Data extracted from a collection:
==============================

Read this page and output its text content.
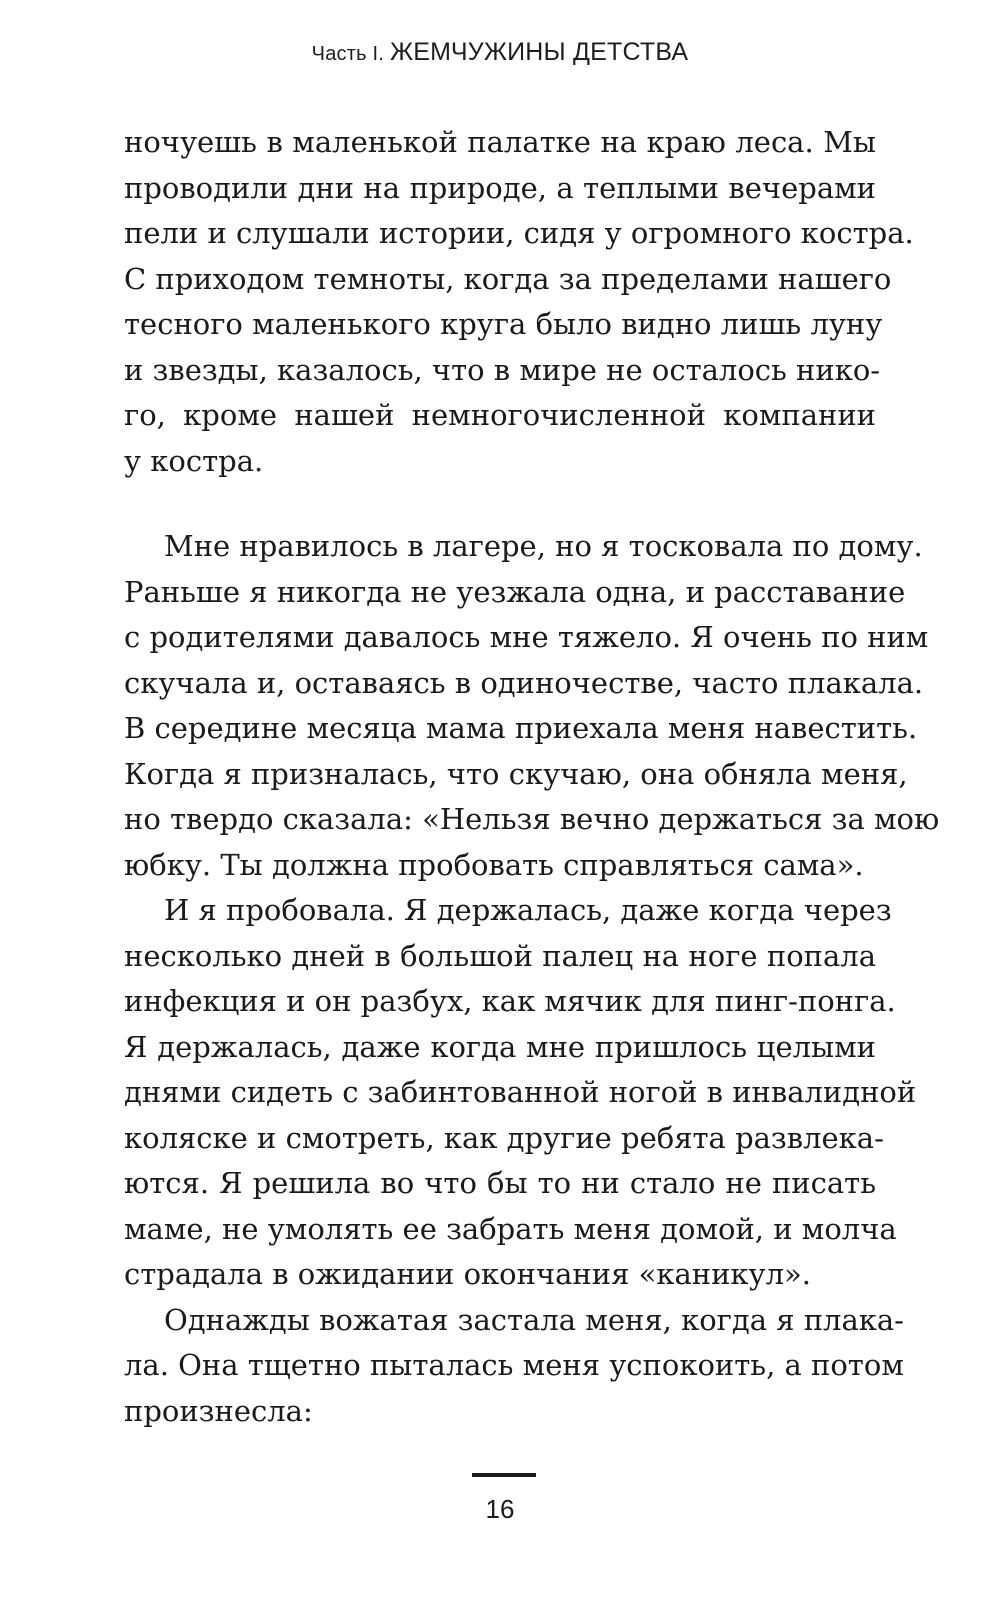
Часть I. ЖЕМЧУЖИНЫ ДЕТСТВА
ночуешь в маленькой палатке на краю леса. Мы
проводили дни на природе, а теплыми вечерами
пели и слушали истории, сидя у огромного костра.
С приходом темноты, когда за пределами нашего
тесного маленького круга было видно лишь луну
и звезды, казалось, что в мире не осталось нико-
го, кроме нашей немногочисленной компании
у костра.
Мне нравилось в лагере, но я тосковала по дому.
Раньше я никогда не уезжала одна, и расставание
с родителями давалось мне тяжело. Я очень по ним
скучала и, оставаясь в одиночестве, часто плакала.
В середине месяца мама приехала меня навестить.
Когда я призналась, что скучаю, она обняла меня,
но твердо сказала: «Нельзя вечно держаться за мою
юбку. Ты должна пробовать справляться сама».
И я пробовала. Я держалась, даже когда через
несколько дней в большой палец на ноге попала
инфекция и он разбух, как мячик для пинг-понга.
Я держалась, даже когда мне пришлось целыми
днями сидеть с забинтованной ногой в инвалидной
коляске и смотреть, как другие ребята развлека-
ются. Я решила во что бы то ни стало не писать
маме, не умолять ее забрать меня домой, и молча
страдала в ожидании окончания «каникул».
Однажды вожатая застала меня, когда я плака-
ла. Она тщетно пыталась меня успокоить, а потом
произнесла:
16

==============================

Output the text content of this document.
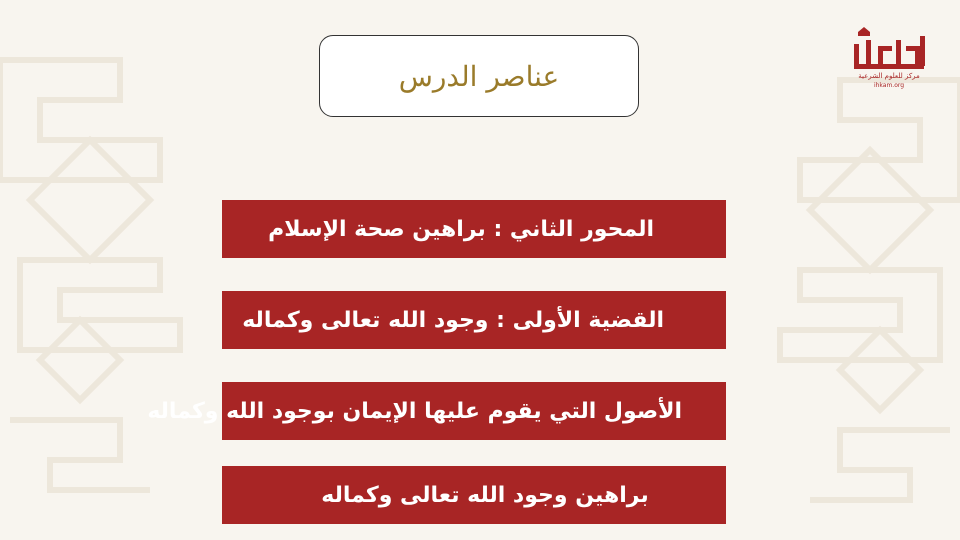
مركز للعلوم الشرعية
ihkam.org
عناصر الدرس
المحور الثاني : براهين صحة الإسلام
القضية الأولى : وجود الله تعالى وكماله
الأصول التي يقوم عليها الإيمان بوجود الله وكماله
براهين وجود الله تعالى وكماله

==============================

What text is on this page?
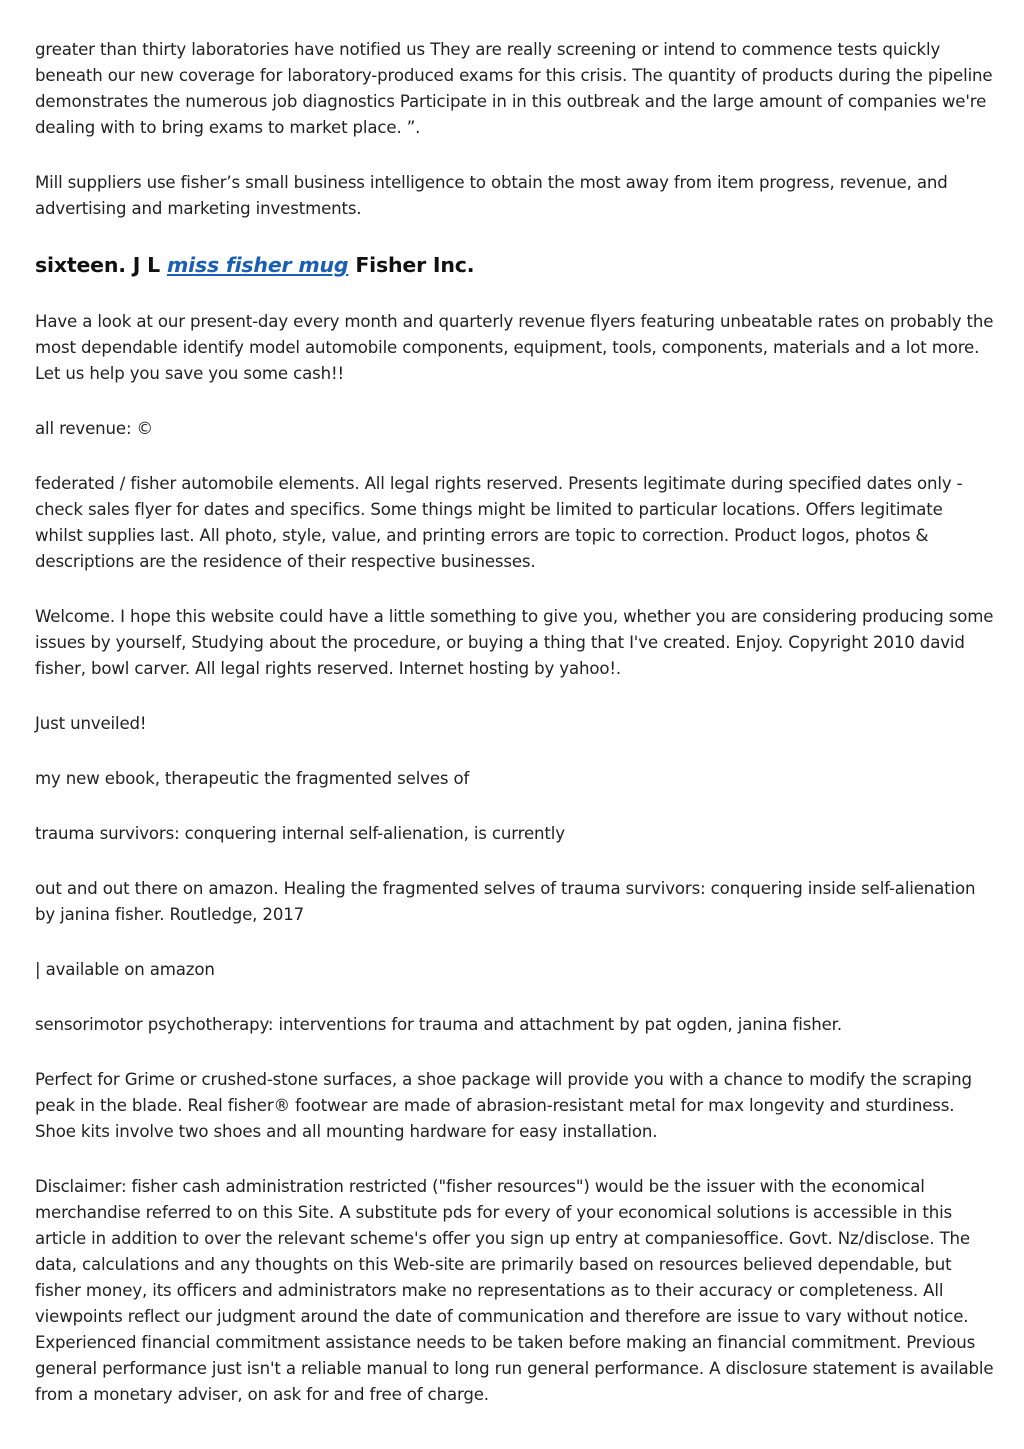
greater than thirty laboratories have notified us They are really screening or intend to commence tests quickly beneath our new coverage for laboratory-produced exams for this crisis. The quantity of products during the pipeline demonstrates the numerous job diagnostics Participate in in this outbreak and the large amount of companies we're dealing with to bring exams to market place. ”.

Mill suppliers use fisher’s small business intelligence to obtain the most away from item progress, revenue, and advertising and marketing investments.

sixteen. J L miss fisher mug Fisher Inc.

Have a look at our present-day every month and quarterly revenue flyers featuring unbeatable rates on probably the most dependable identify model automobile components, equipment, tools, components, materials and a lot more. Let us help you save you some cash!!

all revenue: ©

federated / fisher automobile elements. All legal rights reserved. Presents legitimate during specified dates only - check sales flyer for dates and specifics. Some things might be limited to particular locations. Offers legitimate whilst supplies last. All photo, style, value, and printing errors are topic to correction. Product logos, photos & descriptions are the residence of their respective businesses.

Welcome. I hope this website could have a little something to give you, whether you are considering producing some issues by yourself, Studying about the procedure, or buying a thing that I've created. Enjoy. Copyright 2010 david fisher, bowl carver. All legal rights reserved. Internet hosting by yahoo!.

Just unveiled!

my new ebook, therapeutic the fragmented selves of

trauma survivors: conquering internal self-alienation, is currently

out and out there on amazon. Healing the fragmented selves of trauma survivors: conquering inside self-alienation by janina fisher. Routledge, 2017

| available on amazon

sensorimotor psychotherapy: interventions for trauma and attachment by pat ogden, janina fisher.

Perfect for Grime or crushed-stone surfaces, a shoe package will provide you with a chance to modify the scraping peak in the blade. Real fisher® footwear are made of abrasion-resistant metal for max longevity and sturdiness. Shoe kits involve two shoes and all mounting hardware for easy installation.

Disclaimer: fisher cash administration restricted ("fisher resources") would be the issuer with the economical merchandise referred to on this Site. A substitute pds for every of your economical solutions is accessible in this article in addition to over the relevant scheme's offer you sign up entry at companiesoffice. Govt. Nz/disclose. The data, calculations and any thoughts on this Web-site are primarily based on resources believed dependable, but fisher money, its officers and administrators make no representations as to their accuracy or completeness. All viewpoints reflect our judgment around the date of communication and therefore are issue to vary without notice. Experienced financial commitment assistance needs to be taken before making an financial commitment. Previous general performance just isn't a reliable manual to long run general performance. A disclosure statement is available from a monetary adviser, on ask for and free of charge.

==============================

Exercise brief >> Count every line in the data where the string "تعالى" occurs. Give nothing except the number.

Answer >> 2